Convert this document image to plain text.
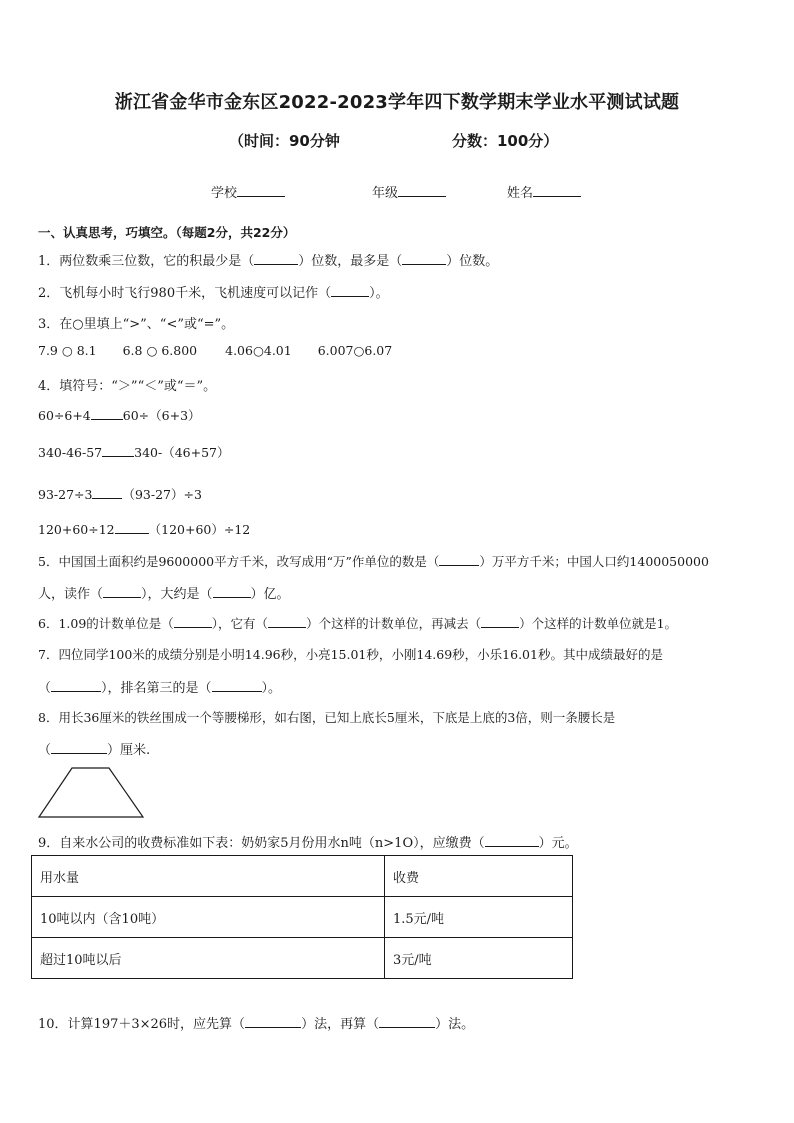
浙江省金华市金东区2022-2023学年四下数学期末学业水平测试试题
（时间：90分钟	分数：100分）
学校	年级	姓名
一、认真思考，巧填空。（每题2分，共22分）
1．两位数乘三位数，它的积最少是（	）位数，最多是（	）位数。
2．飞机每小时飞行980千米，飞机速度可以记作（	）。
3．在○里填上“>”、“<”或“=”。
7.9 ○ 8.1 6.8 ○ 6.800 4.06○4.01 6.007○6.07
4．填符号：“＞”“＜”或“＝”。
60÷6+4	60÷（6+3）
340-46-57	340-（46+57）
93-27÷3 （93-27）÷3
120+60÷12	（120+60）÷12
5．中国国土面积约是9600000平方千米，改写成用“万”作单位的数是（	）万平方千米；中国人口约1400050000
人，读作（	），大约是（	）亿。
6．1.09的计数单位是（	），它有（	）个这样的计数单位，再减去（	）个这样的计数单位就是1。
7．四位同学100米的成绩分别是小明14.96秒，小亮15.01秒，小刚14.69秒，小乐16.01秒。其中成绩最好的是
（	），排名第三的是（	）。
8．用长36厘米的铁丝围成一个等腰梯形，如右图，已知上底长5厘米，下底是上底的3倍，则一条腰长是
（	）厘米.
9．自来水公司的收费标准如下表：奶奶家5月份用水n吨（n>1O），应缴费（	）元。
用水量	收费
10吨以内（含10吨）	1.5元/吨
超过10吨以后	3元/吨
10．计算197＋3×26时，应先算（	）法，再算（	）法。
__________
What you are asked to do:
The records above must be transcribed exactly. Pictures are left out of the copy.

The solution:
Convert this document image to plain text.
浙江省金华市金东区2022-2023学年四下数学期末学业水平测试试题
（时间：90分钟	分数：100分）
学校	年级	姓名
一、认真思考，巧填空。（每题2分，共22分）
1．两位数乘三位数，它的积最少是（	）位数，最多是（	）位数。
2．飞机每小时飞行980千米，飞机速度可以记作（	）。
3．在○里填上“>”、“<”或“=”。
7.9 ○ 8.1 6.8 ○ 6.800 4.06○4.01 6.007○6.07
4．填符号：“＞”“＜”或“＝”。
60÷6+4	60÷（6+3）
340-46-57	340-（46+57）
93-27÷3 （93-27）÷3
120+60÷12	（120+60）÷12
5．中国国土面积约是9600000平方千米，改写成用“万”作单位的数是（	）万平方千米；中国人口约1400050000
人，读作（	），大约是（	）亿。
6．1.09的计数单位是（	），它有（	）个这样的计数单位，再减去（	）个这样的计数单位就是1。
7．四位同学100米的成绩分别是小明14.96秒，小亮15.01秒，小刚14.69秒，小乐16.01秒。其中成绩最好的是
（	），排名第三的是（	）。
8．用长36厘米的铁丝围成一个等腰梯形，如右图，已知上底长5厘米，下底是上底的3倍，则一条腰长是
（	）厘米.
9．自来水公司的收费标准如下表：奶奶家5月份用水n吨（n>1O），应缴费（	）元。
用水量	收费
10吨以内（含10吨）	1.5元/吨
超过10吨以后	3元/吨
10．计算197＋3×26时，应先算（	）法，再算（	）法。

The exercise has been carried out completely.